▶ Direction:
Copy out each line exactly; pictures stay out of the copy.

▶ Stored data:
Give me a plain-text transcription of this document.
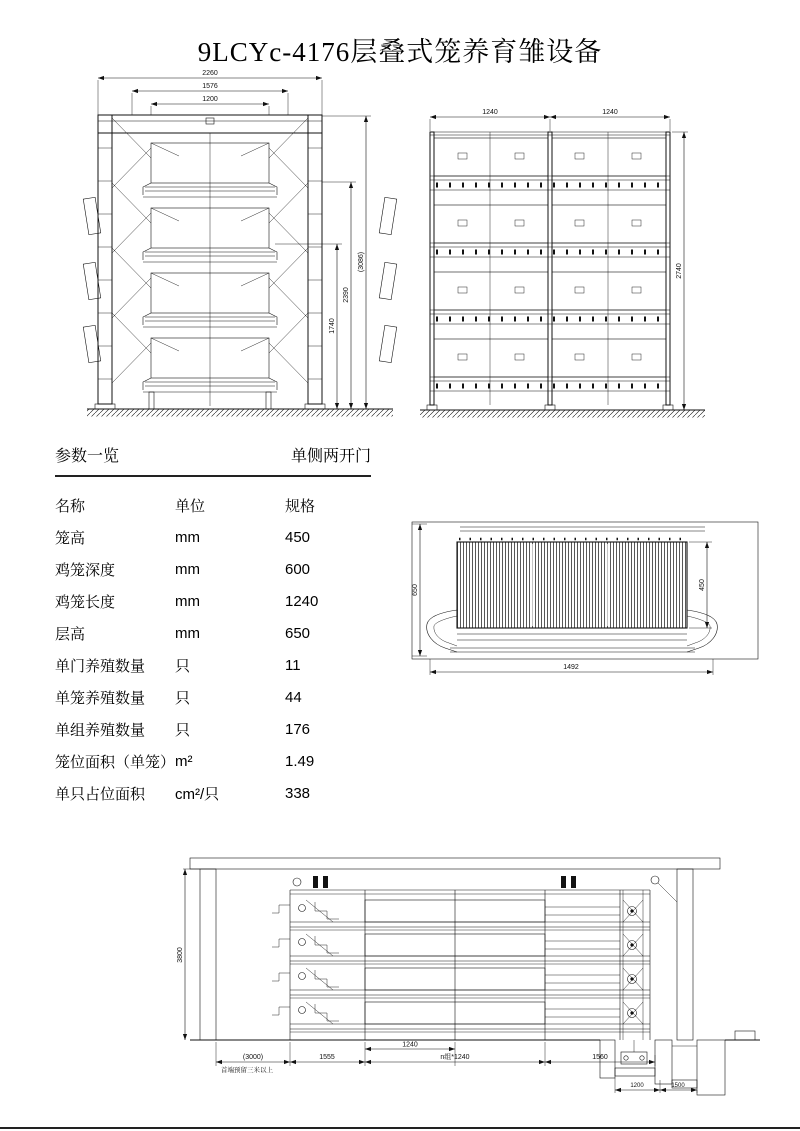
9LCYc-4176层叠式笼养育雏设备
2260
1576
1200
1740
2390
(3086)
1240	1240
2740
650	450
1492
1200	1500
3800
1240
(3000)
首端预留三米以上
1555	n组*1240	1560
参数一览	单侧两开门
名称	单位	规格
笼高	mm	450
鸡笼深度	mm	600
鸡笼长度	mm	1240
层高	mm	650
单门养殖数量	只	11
单笼养殖数量	只	44
单组养殖数量	只	176
笼位面积（单笼） m²	1.49
单只占位面积	cm²/只	338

▶ Output for this exercise:
Give me a plain-text transcription of this document.
9LCYc-4176层叠式笼养育雏设备
2260
1576
1200
1740
2390
(3086)
1240	1240
2740
650	450
1492
1200	1500
3800
1240
(3000)
首端预留三米以上
1555	n组*1240	1560
参数一览	单侧两开门
名称	单位	规格
笼高	mm	450
鸡笼深度	mm	600
鸡笼长度	mm	1240
层高	mm	650
单门养殖数量	只	11
单笼养殖数量	只	44
单组养殖数量	只	176
笼位面积（单笼） m²	1.49
单只占位面积	cm²/只	338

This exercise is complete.